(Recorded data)
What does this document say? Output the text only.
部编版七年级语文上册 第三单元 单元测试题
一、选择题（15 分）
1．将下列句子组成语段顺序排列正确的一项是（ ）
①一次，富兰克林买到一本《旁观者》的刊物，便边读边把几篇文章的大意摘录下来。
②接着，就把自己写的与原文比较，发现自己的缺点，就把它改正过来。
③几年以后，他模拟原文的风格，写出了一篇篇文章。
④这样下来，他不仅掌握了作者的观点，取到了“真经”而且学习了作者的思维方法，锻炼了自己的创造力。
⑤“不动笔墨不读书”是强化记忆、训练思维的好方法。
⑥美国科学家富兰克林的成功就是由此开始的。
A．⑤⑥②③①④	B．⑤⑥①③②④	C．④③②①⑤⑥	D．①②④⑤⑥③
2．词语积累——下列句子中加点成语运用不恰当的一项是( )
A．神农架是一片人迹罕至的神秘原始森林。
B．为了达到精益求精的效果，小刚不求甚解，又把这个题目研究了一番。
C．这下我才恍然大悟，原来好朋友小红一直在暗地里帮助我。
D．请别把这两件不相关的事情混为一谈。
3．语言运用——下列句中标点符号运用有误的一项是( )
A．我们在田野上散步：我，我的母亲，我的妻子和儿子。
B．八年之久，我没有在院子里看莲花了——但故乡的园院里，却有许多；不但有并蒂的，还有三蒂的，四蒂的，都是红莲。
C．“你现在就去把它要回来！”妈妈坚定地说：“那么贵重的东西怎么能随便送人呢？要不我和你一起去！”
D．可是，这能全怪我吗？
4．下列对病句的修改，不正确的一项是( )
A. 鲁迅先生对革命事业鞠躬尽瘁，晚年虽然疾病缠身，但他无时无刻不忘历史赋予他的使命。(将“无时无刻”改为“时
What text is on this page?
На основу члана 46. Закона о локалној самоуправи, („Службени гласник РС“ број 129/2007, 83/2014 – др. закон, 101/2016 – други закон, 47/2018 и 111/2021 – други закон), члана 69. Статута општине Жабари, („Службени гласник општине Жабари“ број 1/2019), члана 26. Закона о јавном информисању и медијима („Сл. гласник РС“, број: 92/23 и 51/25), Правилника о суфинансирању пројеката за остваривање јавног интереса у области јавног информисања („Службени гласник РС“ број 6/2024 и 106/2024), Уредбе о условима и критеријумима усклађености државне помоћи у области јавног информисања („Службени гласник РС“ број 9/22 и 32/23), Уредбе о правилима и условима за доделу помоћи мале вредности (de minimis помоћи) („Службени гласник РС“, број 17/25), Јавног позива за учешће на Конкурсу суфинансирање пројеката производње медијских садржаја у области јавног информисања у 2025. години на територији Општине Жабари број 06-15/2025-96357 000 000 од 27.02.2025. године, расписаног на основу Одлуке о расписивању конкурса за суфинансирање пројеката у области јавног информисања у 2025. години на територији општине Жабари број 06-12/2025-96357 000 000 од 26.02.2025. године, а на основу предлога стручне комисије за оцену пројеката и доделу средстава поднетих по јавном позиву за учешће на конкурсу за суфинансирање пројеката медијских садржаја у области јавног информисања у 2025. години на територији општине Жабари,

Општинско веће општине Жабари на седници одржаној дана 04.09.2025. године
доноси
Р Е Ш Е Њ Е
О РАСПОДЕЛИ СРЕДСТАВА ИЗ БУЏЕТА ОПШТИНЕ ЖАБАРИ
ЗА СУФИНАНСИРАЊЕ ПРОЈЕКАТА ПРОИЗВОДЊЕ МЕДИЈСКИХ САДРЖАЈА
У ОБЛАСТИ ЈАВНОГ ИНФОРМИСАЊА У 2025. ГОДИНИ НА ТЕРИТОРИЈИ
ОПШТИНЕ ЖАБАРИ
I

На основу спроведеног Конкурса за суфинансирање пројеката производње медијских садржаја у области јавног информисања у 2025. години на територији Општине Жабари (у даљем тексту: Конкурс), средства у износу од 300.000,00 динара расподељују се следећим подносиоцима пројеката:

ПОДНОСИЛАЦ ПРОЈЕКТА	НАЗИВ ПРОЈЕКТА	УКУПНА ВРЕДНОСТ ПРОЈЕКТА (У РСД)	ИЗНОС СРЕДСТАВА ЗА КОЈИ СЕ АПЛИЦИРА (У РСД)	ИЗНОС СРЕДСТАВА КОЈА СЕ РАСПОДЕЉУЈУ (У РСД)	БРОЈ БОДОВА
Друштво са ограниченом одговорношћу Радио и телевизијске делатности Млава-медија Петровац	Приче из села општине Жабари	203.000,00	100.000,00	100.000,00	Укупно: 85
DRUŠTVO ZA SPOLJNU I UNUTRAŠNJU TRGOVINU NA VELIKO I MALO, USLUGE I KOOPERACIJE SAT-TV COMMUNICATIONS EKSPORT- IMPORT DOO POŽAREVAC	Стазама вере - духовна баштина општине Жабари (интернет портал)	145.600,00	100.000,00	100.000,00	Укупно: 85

**STATED PROBLEM**
Show each line of the listing that holds the string "text".

**WRITTEN SOLUTION**
What does this document say? Output the text only.
What text is on this page?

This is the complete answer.